Task brief
Reproduce the items below, substituting "bullet-entry" for every occurrence of "list-item" and leaving everything else unchanged.

Extracted information
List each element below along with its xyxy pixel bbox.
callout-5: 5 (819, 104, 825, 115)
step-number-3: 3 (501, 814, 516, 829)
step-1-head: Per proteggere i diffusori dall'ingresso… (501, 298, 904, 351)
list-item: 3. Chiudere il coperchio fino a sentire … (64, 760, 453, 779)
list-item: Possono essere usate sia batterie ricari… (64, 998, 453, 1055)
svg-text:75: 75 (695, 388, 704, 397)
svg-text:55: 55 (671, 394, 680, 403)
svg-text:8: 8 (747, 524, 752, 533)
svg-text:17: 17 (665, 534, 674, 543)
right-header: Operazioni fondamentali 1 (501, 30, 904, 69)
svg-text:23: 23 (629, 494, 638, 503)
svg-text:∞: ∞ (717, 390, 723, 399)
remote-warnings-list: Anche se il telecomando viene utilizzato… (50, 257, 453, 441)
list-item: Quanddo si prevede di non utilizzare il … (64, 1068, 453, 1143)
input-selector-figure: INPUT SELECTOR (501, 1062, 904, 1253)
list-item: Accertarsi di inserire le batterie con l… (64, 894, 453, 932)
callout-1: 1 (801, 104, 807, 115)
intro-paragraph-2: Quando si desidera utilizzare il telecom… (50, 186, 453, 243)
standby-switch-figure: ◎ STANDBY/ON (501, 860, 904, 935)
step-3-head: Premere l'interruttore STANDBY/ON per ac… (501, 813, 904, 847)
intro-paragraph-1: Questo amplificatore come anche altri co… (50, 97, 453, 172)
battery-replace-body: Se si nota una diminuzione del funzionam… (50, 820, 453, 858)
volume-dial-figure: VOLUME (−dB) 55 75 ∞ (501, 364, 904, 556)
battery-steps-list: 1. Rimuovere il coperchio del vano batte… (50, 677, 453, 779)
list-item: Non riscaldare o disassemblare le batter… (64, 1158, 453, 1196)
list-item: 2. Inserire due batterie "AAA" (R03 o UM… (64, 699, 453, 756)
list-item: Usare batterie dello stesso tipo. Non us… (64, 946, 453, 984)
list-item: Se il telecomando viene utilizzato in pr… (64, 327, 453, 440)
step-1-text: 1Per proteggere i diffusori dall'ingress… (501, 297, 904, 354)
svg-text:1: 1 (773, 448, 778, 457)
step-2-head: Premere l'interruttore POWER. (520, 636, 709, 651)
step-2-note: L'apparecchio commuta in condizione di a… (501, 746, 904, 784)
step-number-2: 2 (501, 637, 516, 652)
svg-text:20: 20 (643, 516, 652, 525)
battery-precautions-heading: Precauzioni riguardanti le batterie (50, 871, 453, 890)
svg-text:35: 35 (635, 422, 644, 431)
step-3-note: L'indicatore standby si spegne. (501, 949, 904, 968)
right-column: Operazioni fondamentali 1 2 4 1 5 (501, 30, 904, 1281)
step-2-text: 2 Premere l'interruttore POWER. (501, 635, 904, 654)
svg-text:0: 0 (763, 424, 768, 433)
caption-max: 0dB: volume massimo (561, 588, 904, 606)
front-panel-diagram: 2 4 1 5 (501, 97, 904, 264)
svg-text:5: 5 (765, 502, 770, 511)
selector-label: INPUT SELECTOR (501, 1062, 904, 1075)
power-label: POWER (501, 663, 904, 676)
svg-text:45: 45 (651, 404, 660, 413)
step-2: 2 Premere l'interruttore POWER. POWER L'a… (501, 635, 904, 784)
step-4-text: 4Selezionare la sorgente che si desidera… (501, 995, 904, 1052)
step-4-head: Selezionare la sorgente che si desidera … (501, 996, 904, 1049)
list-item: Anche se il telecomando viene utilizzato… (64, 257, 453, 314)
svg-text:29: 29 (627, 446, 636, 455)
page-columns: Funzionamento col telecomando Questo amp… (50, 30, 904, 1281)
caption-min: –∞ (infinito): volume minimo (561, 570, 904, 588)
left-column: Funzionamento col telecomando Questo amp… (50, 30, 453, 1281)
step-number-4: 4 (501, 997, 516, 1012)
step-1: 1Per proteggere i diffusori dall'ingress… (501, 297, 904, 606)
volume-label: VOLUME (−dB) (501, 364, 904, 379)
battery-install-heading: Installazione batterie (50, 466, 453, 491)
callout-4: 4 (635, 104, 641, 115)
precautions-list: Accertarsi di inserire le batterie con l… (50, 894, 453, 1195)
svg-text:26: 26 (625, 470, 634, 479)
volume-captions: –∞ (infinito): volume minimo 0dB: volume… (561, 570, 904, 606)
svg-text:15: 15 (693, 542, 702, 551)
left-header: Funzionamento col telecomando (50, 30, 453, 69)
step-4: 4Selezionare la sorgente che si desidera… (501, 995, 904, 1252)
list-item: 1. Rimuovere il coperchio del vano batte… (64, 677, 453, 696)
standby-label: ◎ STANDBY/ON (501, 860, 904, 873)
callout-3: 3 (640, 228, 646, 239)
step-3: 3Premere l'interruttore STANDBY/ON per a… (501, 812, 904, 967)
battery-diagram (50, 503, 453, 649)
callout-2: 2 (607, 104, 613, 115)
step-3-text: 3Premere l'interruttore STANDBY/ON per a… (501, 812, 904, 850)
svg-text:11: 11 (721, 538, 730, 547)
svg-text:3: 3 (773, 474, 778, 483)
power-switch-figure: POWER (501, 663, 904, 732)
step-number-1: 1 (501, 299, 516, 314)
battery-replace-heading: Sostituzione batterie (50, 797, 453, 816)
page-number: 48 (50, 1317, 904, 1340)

Result of this exercise
List each element below along with its xyxy pixel bbox.
callout-5: 5 (819, 104, 825, 115)
step-number-3: 3 (501, 814, 516, 829)
step-1-head: Per proteggere i diffusori dall'ingresso… (501, 298, 904, 351)
bullet-entry: 3. Chiudere il coperchio fino a sentire … (64, 760, 453, 779)
bullet-entry: Possono essere usate sia batterie ricari… (64, 998, 453, 1055)
svg-text:75: 75 (695, 388, 704, 397)
svg-text:55: 55 (671, 394, 680, 403)
svg-text:8: 8 (747, 524, 752, 533)
svg-text:17: 17 (665, 534, 674, 543)
right-header: Operazioni fondamentali 1 (501, 30, 904, 69)
svg-text:23: 23 (629, 494, 638, 503)
svg-text:∞: ∞ (717, 390, 723, 399)
remote-warnings-list: Anche se il telecomando viene utilizzato… (50, 257, 453, 441)
bullet-entry: Quanddo si prevede di non utilizzare il … (64, 1068, 453, 1143)
input-selector-figure: INPUT SELECTOR (501, 1062, 904, 1253)
bullet-entry: Accertarsi di inserire le batterie con l… (64, 894, 453, 932)
callout-1: 1 (801, 104, 807, 115)
intro-paragraph-2: Quando si desidera utilizzare il telecom… (50, 186, 453, 243)
standby-switch-figure: ◎ STANDBY/ON (501, 860, 904, 935)
step-3-head: Premere l'interruttore STANDBY/ON per ac… (501, 813, 904, 847)
intro-paragraph-1: Questo amplificatore come anche altri co… (50, 97, 453, 172)
battery-replace-body: Se si nota una diminuzione del funzionam… (50, 820, 453, 858)
volume-dial-figure: VOLUME (−dB) 55 75 ∞ (501, 364, 904, 556)
battery-steps-list: 1. Rimuovere il coperchio del vano batte… (50, 677, 453, 779)
bullet-entry: Non riscaldare o disassemblare le batter… (64, 1158, 453, 1196)
bullet-entry: 2. Inserire due batterie "AAA" (R03 o UM… (64, 699, 453, 756)
bullet-entry: Usare batterie dello stesso tipo. Non us… (64, 946, 453, 984)
bullet-entry: Se il telecomando viene utilizzato in pr… (64, 327, 453, 440)
step-1-text: 1Per proteggere i diffusori dall'ingress… (501, 297, 904, 354)
svg-text:1: 1 (773, 448, 778, 457)
step-2-head: Premere l'interruttore POWER. (520, 636, 709, 651)
step-2-note: L'apparecchio commuta in condizione di a… (501, 746, 904, 784)
step-number-2: 2 (501, 637, 516, 652)
svg-text:20: 20 (643, 516, 652, 525)
battery-precautions-heading: Precauzioni riguardanti le batterie (50, 871, 453, 890)
svg-text:35: 35 (635, 422, 644, 431)
step-3-note: L'indicatore standby si spegne. (501, 949, 904, 968)
right-column: Operazioni fondamentali 1 2 4 1 5 (501, 30, 904, 1281)
step-2-text: 2 Premere l'interruttore POWER. (501, 635, 904, 654)
svg-text:0: 0 (763, 424, 768, 433)
caption-max: 0dB: volume massimo (561, 588, 904, 606)
front-panel-diagram: 2 4 1 5 (501, 97, 904, 264)
svg-text:5: 5 (765, 502, 770, 511)
selector-label: INPUT SELECTOR (501, 1062, 904, 1075)
power-label: POWER (501, 663, 904, 676)
svg-text:45: 45 (651, 404, 660, 413)
step-2: 2 Premere l'interruttore POWER. POWER L'a… (501, 635, 904, 784)
step-4-text: 4Selezionare la sorgente che si desidera… (501, 995, 904, 1052)
step-4-head: Selezionare la sorgente che si desidera … (501, 996, 904, 1049)
bullet-entry: Anche se il telecomando viene utilizzato… (64, 257, 453, 314)
svg-text:29: 29 (627, 446, 636, 455)
page-columns: Funzionamento col telecomando Questo amp… (50, 30, 904, 1281)
caption-min: –∞ (infinito): volume minimo (561, 570, 904, 588)
left-column: Funzionamento col telecomando Questo amp… (50, 30, 453, 1281)
step-number-4: 4 (501, 997, 516, 1012)
step-1: 1Per proteggere i diffusori dall'ingress… (501, 297, 904, 606)
volume-label: VOLUME (−dB) (501, 364, 904, 379)
battery-install-heading: Installazione batterie (50, 466, 453, 491)
callout-4: 4 (635, 104, 641, 115)
precautions-list: Accertarsi di inserire le batterie con l… (50, 894, 453, 1195)
svg-text:26: 26 (625, 470, 634, 479)
volume-captions: –∞ (infinito): volume minimo 0dB: volume… (561, 570, 904, 606)
svg-text:15: 15 (693, 542, 702, 551)
left-header: Funzionamento col telecomando (50, 30, 453, 69)
step-4: 4Selezionare la sorgente che si desidera… (501, 995, 904, 1252)
bullet-entry: 1. Rimuovere il coperchio del vano batte… (64, 677, 453, 696)
standby-label: ◎ STANDBY/ON (501, 860, 904, 873)
callout-3: 3 (640, 228, 646, 239)
step-3: 3Premere l'interruttore STANDBY/ON per a… (501, 812, 904, 967)
battery-diagram (50, 503, 453, 649)
callout-2: 2 (607, 104, 613, 115)
step-3-text: 3Premere l'interruttore STANDBY/ON per a… (501, 812, 904, 850)
svg-text:11: 11 (721, 538, 730, 547)
svg-text:3: 3 (773, 474, 778, 483)
power-switch-figure: POWER (501, 663, 904, 732)
step-number-1: 1 (501, 299, 516, 314)
battery-replace-heading: Sostituzione batterie (50, 797, 453, 816)
page-number: 48 (50, 1317, 904, 1340)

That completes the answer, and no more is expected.